***** Input data *****

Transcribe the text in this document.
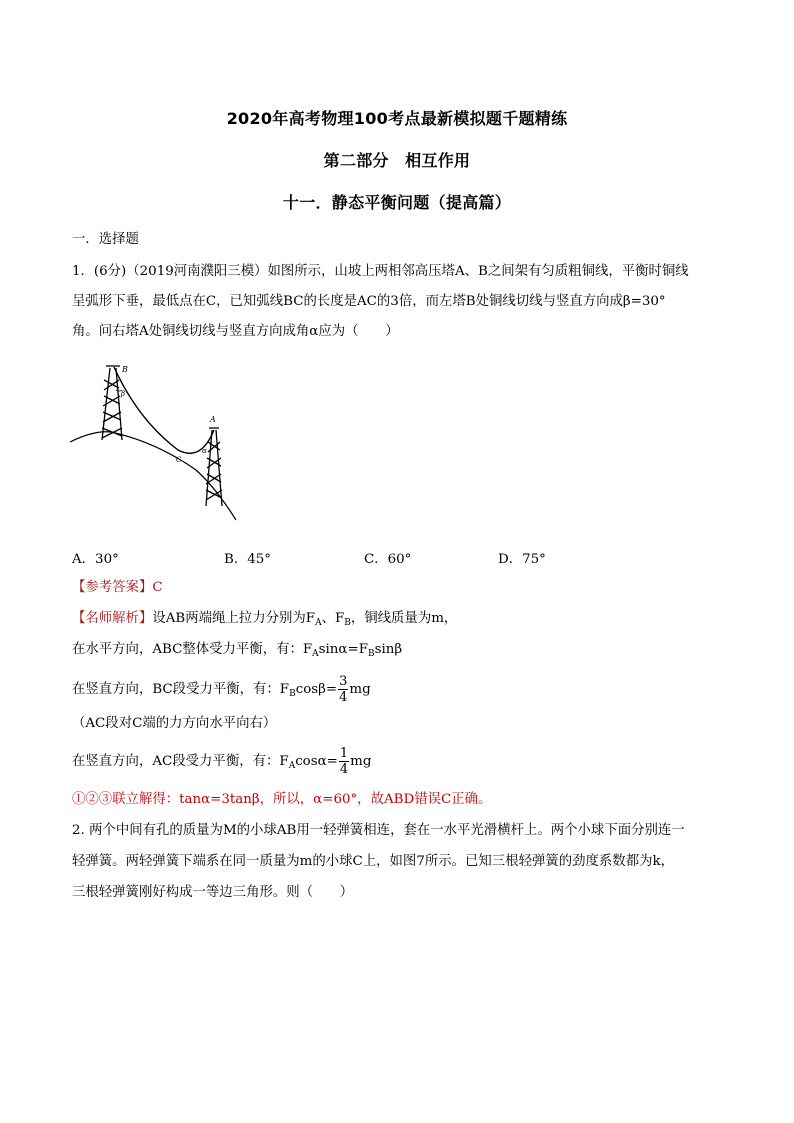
2020年高考物理100考点最新模拟题千题精练
第二部分　相互作用
十一．静态平衡问题（提高篇）
一．选择题
1．(6分)（2019河南濮阳三模）如图所示，山坡上两相邻高压塔A、B之间架有匀质粗铜线，平衡时铜线
呈弧形下垂，最低点在C，已知弧线BC的长度是AC的3倍，而左塔B处铜线切线与竖直方向成β=30°
角。问右塔A处铜线切线与竖直方向成角α应为（　　）
B
β
A
α
C
A．30°	B．45°	C．60°	D．75°
【参考答案】C
【名师解析】设AB两端绳上拉力分别为$F_A$、$F_B$，铜线质量为m，
在水平方向，ABC整体受力平衡，有：$F_A\sin\alpha=F_B\sin\beta$
在竖直方向，BC段受力平衡，有：$F_B\cos\beta= \frac{3}{4}$ mg
（AC段对C端的力方向水平向右）
在竖直方向，AC段受力平衡，有：$F_A\cos\alpha= \frac{1}{4}$ mg
①②③联立解得：tanα=3tanβ，所以，α=60°，故ABD错误C正确。
2. 两个中间有孔的质量为M的小球AB用一轻弹簧相连，套在一水平光滑横杆上。两个小球下面分别连一
轻弹簧。两轻弹簧下端系在同一质量为m的小球C上，如图7所示。已知三根轻弹簧的劲度系数都为k，
三根轻弹簧刚好构成一等边三角形。则（　　）
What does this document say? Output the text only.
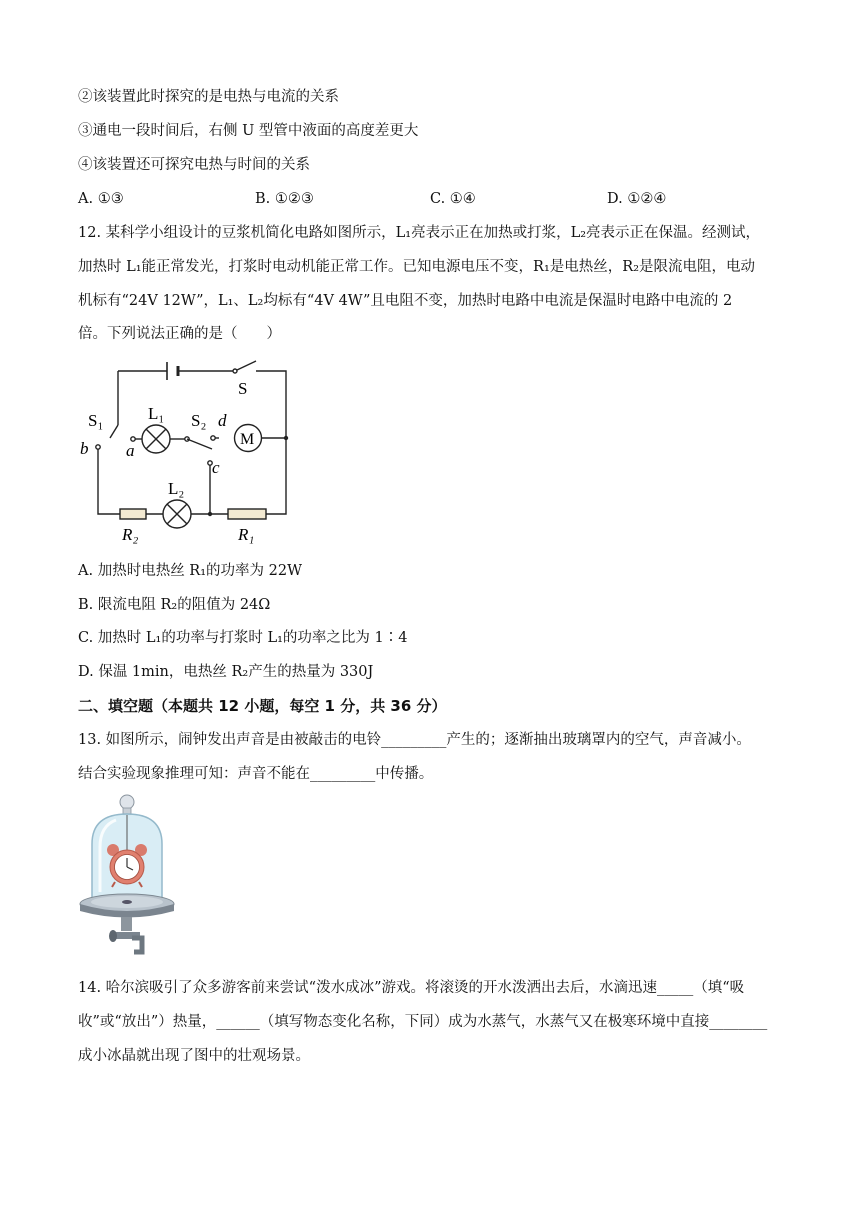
②该装置此时探究的是电热与电流的关系
③通电一段时间后，右侧 U 型管中液面的高度差更大
④该装置还可探究电热与时间的关系
A. ①③	B. ①②③	C. ①④	D. ①②④
12. 某科学小组设计的豆浆机简化电路如图所示，L₁亮表示正在加热或打浆，L₂亮表示正在保温。经测试，
加热时 L₁能正常发光，打浆时电动机能正常工作。已知电源电压不变，R₁是电热丝，R₂是限流电阻，电动
机标有“24V 12W”，L₁、L₂均标有“4V 4W”且电阻不变，加热时电路中电流是保温时电路中电流的 2
倍。下列说法正确的是（　　）
S
S₁	L₁ S₂ d
M
b a
c
L₂
R₂	R₁
A. 加热时电热丝 R₁的功率为 22W
B. 限流电阻 R₂的阻值为 24Ω
C. 加热时 L₁的功率与打浆时 L₁的功率之比为 1∶4
D. 保温 1min，电热丝 R₂产生的热量为 330J
二、填空题（本题共 12 小题，每空 1 分，共 36 分）
13. 如图所示，闹钟发出声音是由被敲击的电铃_________产生的；逐渐抽出玻璃罩内的空气，声音减小。
结合实验现象推理可知：声音不能在_________中传播。
14. 哈尔滨吸引了众多游客前来尝试“泼水成冰”游戏。将滚烫的开水泼洒出去后，水滴迅速_____（填“吸
收”或“放出”）热量，______（填写物态变化名称，下同）成为水蒸气，水蒸气又在极寒环境中直接________
成小冰晶就出现了图中的壮观场景。
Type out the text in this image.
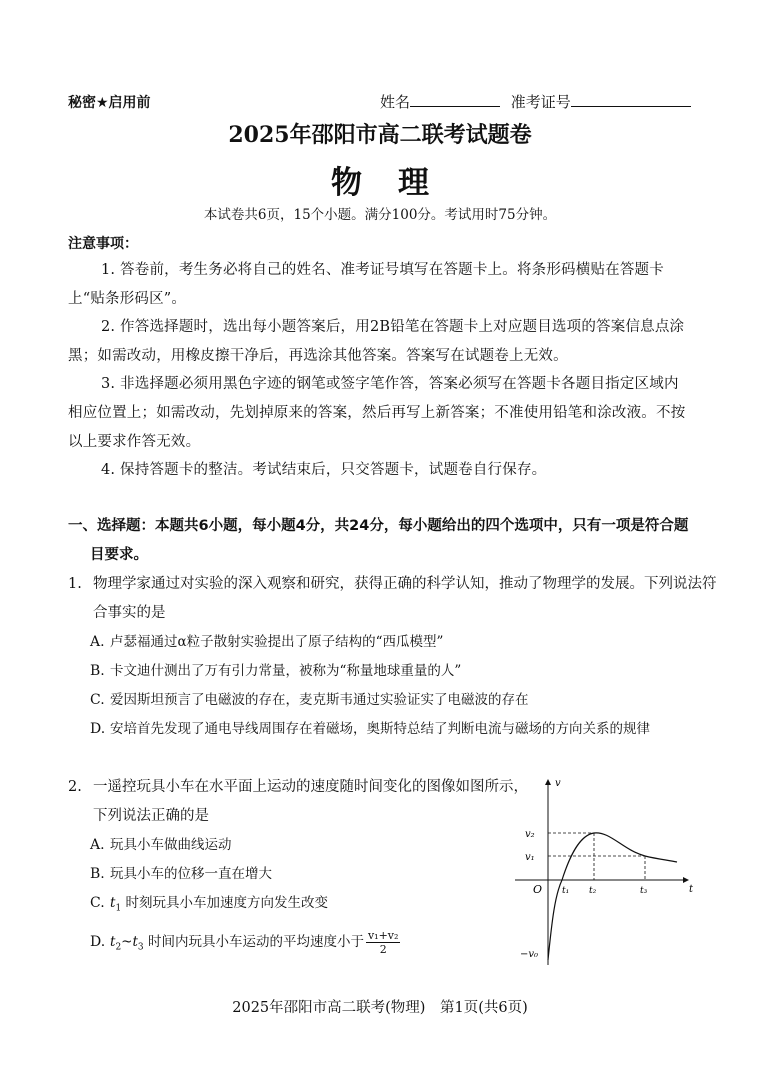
秘密★启用前	姓名	准考证号
2025年邵阳市高二联考试题卷
物理
本试卷共6页，15个小题。满分100分。考试用时75分钟。
注意事项：
1. 答卷前，考生务必将自己的姓名、准考证号填写在答题卡上。将条形码横贴在答题卡上“贴条形码区”。
2. 作答选择题时，选出每小题答案后，用2B铅笔在答题卡上对应题目选项的答案信息点涂黑；如需改动，用橡皮擦干净后，再选涂其他答案。答案写在试题卷上无效。
3. 非选择题必须用黑色字迹的钢笔或签字笔作答，答案必须写在答题卡各题目指定区域内相应位置上；如需改动，先划掉原来的答案，然后再写上新答案；不准使用铅笔和涂改液。不按以上要求作答无效。
4. 保持答题卡的整洁。考试结束后，只交答题卡，试题卷自行保存。
一、选择题：本题共6小题，每小题4分，共24分，每小题给出的四个选项中，只有一项是符合题目要求。
1. 物理学家通过对实验的深入观察和研究，获得正确的科学认知，推动了物理学的发展。下列说法符合事实的是
A. 卢瑟福通过α粒子散射实验提出了原子结构的“西瓜模型”
B. 卡文迪什测出了万有引力常量，被称为“称量地球重量的人”
C. 爱因斯坦预言了电磁波的存在，麦克斯韦通过实验证实了电磁波的存在
D. 安培首先发现了通电导线周围存在着磁场，奥斯特总结了判断电流与磁场的方向关系的规律
2. 一遥控玩具小车在水平面上运动的速度随时间变化的图像如图所示，下列说法正确的是
A. 玩具小车做曲线运动
B. 玩具小车的位移一直在增大
C. $t_1$ 时刻玩具小车加速度方向发生改变
D. $t_2\sim t_3$ 时间内玩具小车运动的平均速度小于 $\frac{\text{v₁+v₂}}{2}$
v
t
O
v₂
v₁
−v₀
t₁ t₂	t₃
2025年邵阳市高二联考(物理)　第1页(共6页)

*****

* [Work to complete]: All of the lines above should be retyped precisely, apart from the pictures.

* [Written response]:
Transcribe the text in this document.
2020年高考物理100考点最新模拟题千题精练
第二部分　相互作用
十一．静态平衡问题（提高篇）
一．选择题
1．(6分)（2019河南濮阳三模）如图所示，山坡上两相邻高压塔A、B之间架有匀质粗铜线，平衡时铜线
呈弧形下垂，最低点在C，已知弧线BC的长度是AC的3倍，而左塔B处铜线切线与竖直方向成β=30°
角。问右塔A处铜线切线与竖直方向成角α应为（　　）
B
β
A
α
C
A．30°	B．45°	C．60°	D．75°
【参考答案】C
【名师解析】设AB两端绳上拉力分别为$F_A$、$F_B$，铜线质量为m，
在水平方向，ABC整体受力平衡，有：$F_A\sin\alpha=F_B\sin\beta$
在竖直方向，BC段受力平衡，有：$F_B\cos\beta= \frac{3}{4}$ mg
（AC段对C端的力方向水平向右）
在竖直方向，AC段受力平衡，有：$F_A\cos\alpha= \frac{1}{4}$ mg
①②③联立解得：tanα=3tanβ，所以，α=60°，故ABD错误C正确。
2. 两个中间有孔的质量为M的小球AB用一轻弹簧相连，套在一水平光滑横杆上。两个小球下面分别连一
轻弹簧。两轻弹簧下端系在同一质量为m的小球C上，如图7所示。已知三根轻弹簧的劲度系数都为k，
三根轻弹簧刚好构成一等边三角形。则（　　）
What does this document say? Output the text only.
②该装置此时探究的是电热与电流的关系
③通电一段时间后，右侧 U 型管中液面的高度差更大
④该装置还可探究电热与时间的关系
A. ①③	B. ①②③	C. ①④	D. ①②④
12. 某科学小组设计的豆浆机简化电路如图所示，L₁亮表示正在加热或打浆，L₂亮表示正在保温。经测试，
加热时 L₁能正常发光，打浆时电动机能正常工作。已知电源电压不变，R₁是电热丝，R₂是限流电阻，电动
机标有“24V 12W”，L₁、L₂均标有“4V 4W”且电阻不变，加热时电路中电流是保温时电路中电流的 2
倍。下列说法正确的是（　　）
S
S₁	L₁ S₂ d
M
b a
c
L₂
R₂	R₁
A. 加热时电热丝 R₁的功率为 22W
B. 限流电阻 R₂的阻值为 24Ω
C. 加热时 L₁的功率与打浆时 L₁的功率之比为 1∶4
D. 保温 1min，电热丝 R₂产生的热量为 330J
二、填空题（本题共 12 小题，每空 1 分，共 36 分）
13. 如图所示，闹钟发出声音是由被敲击的电铃_________产生的；逐渐抽出玻璃罩内的空气，声音减小。
结合实验现象推理可知：声音不能在_________中传播。
14. 哈尔滨吸引了众多游客前来尝试“泼水成冰”游戏。将滚烫的开水泼洒出去后，水滴迅速_____（填“吸
收”或“放出”）热量，______（填写物态变化名称，下同）成为水蒸气，水蒸气又在极寒环境中直接________
成小冰晶就出现了图中的壮观场景。
Type out the text in this image.
秘密★启用前	姓名	准考证号
2025年邵阳市高二联考试题卷
物理
本试卷共6页，15个小题。满分100分。考试用时75分钟。
注意事项：
1. 答卷前，考生务必将自己的姓名、准考证号填写在答题卡上。将条形码横贴在答题卡上“贴条形码区”。
2. 作答选择题时，选出每小题答案后，用2B铅笔在答题卡上对应题目选项的答案信息点涂黑；如需改动，用橡皮擦干净后，再选涂其他答案。答案写在试题卷上无效。
3. 非选择题必须用黑色字迹的钢笔或签字笔作答，答案必须写在答题卡各题目指定区域内相应位置上；如需改动，先划掉原来的答案，然后再写上新答案；不准使用铅笔和涂改液。不按以上要求作答无效。
4. 保持答题卡的整洁。考试结束后，只交答题卡，试题卷自行保存。
一、选择题：本题共6小题，每小题4分，共24分，每小题给出的四个选项中，只有一项是符合题目要求。
1. 物理学家通过对实验的深入观察和研究，获得正确的科学认知，推动了物理学的发展。下列说法符合事实的是
A. 卢瑟福通过α粒子散射实验提出了原子结构的“西瓜模型”
B. 卡文迪什测出了万有引力常量，被称为“称量地球重量的人”
C. 爱因斯坦预言了电磁波的存在，麦克斯韦通过实验证实了电磁波的存在
D. 安培首先发现了通电导线周围存在着磁场，奥斯特总结了判断电流与磁场的方向关系的规律
2. 一遥控玩具小车在水平面上运动的速度随时间变化的图像如图所示，下列说法正确的是
A. 玩具小车做曲线运动
B. 玩具小车的位移一直在增大
C. $t_1$ 时刻玩具小车加速度方向发生改变
D. $t_2\sim t_3$ 时间内玩具小车运动的平均速度小于 $\frac{\text{v₁+v₂}}{2}$
v
t
O
v₂
v₁
−v₀
t₁ t₂	t₃
2025年邵阳市高二联考(物理)　第1页(共6页)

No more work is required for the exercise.